Your task
Omit every picture and return the rest of the data unaltered.

Material
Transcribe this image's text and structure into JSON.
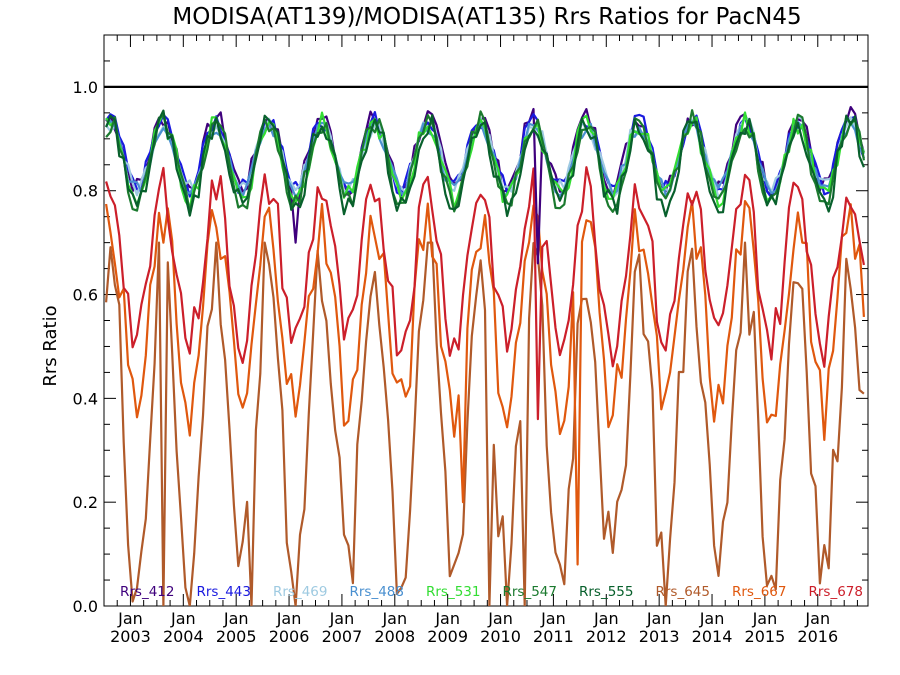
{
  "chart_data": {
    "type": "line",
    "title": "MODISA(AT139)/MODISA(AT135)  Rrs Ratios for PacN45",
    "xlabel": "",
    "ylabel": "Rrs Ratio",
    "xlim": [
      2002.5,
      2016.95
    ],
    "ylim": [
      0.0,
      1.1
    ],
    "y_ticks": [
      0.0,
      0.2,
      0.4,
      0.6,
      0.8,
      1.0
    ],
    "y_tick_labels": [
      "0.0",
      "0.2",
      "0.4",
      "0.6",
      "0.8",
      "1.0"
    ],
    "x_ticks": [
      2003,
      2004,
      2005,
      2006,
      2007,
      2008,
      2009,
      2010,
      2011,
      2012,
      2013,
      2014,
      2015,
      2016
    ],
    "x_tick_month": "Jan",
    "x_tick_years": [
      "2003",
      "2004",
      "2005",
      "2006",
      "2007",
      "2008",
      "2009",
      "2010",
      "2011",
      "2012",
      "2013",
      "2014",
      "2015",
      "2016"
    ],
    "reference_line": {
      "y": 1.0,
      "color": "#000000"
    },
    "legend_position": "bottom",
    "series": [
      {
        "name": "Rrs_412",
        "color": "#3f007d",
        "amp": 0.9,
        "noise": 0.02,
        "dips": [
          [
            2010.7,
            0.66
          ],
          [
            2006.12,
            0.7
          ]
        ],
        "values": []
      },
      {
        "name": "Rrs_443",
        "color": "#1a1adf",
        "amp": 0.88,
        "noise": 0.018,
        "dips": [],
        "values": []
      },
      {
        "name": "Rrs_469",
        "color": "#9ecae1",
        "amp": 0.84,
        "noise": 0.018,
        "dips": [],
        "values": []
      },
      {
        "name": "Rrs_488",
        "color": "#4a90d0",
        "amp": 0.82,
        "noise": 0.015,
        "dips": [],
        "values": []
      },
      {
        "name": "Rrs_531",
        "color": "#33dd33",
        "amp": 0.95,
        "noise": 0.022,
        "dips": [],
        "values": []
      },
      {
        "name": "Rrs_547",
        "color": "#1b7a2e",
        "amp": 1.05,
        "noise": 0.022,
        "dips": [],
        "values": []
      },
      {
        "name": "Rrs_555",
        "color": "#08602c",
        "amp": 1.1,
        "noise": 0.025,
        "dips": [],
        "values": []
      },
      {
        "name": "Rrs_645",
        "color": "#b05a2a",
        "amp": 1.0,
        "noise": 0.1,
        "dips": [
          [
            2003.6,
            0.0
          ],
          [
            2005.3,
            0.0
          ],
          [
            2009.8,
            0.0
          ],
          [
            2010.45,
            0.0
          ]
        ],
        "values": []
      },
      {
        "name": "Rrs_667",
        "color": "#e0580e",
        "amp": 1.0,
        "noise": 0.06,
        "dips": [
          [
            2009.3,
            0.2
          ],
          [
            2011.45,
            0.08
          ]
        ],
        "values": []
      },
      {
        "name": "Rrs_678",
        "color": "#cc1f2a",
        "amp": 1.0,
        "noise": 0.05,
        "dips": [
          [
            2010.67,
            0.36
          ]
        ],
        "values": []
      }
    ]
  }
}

Exercise output
Transcribe this image's text and structure into JSON.
{
  "chart_data": {
    "type": "line",
    "title": "MODISA(AT139)/MODISA(AT135)  Rrs Ratios for PacN45",
    "xlabel": "",
    "ylabel": "Rrs Ratio",
    "xlim": [
      2002.5,
      2016.95
    ],
    "ylim": [
      0.0,
      1.1
    ],
    "y_ticks": [
      0.0,
      0.2,
      0.4,
      0.6,
      0.8,
      1.0
    ],
    "y_tick_labels": [
      "0.0",
      "0.2",
      "0.4",
      "0.6",
      "0.8",
      "1.0"
    ],
    "x_ticks": [
      2003,
      2004,
      2005,
      2006,
      2007,
      2008,
      2009,
      2010,
      2011,
      2012,
      2013,
      2014,
      2015,
      2016
    ],
    "x_tick_month": "Jan",
    "x_tick_years": [
      "2003",
      "2004",
      "2005",
      "2006",
      "2007",
      "2008",
      "2009",
      "2010",
      "2011",
      "2012",
      "2013",
      "2014",
      "2015",
      "2016"
    ],
    "reference_line": {
      "y": 1.0,
      "color": "#000000"
    },
    "legend_position": "bottom",
    "series": [
      {
        "name": "Rrs_412",
        "color": "#3f007d",
        "amp": 0.9,
        "noise": 0.02,
        "dips": [
          [
            2010.7,
            0.66
          ],
          [
            2006.12,
            0.7
          ]
        ],
        "values": []
      },
      {
        "name": "Rrs_443",
        "color": "#1a1adf",
        "amp": 0.88,
        "noise": 0.018,
        "dips": [],
        "values": []
      },
      {
        "name": "Rrs_469",
        "color": "#9ecae1",
        "amp": 0.84,
        "noise": 0.018,
        "dips": [],
        "values": []
      },
      {
        "name": "Rrs_488",
        "color": "#4a90d0",
        "amp": 0.82,
        "noise": 0.015,
        "dips": [],
        "values": []
      },
      {
        "name": "Rrs_531",
        "color": "#33dd33",
        "amp": 0.95,
        "noise": 0.022,
        "dips": [],
        "values": []
      },
      {
        "name": "Rrs_547",
        "color": "#1b7a2e",
        "amp": 1.05,
        "noise": 0.022,
        "dips": [],
        "values": []
      },
      {
        "name": "Rrs_555",
        "color": "#08602c",
        "amp": 1.1,
        "noise": 0.025,
        "dips": [],
        "values": []
      },
      {
        "name": "Rrs_645",
        "color": "#b05a2a",
        "amp": 1.0,
        "noise": 0.1,
        "dips": [
          [
            2003.6,
            0.0
          ],
          [
            2005.3,
            0.0
          ],
          [
            2009.8,
            0.0
          ],
          [
            2010.45,
            0.0
          ]
        ],
        "values": []
      },
      {
        "name": "Rrs_667",
        "color": "#e0580e",
        "amp": 1.0,
        "noise": 0.06,
        "dips": [
          [
            2009.3,
            0.2
          ],
          [
            2011.45,
            0.08
          ]
        ],
        "values": []
      },
      {
        "name": "Rrs_678",
        "color": "#cc1f2a",
        "amp": 1.0,
        "noise": 0.05,
        "dips": [
          [
            2010.67,
            0.36
          ]
        ],
        "values": []
      }
    ]
  }
}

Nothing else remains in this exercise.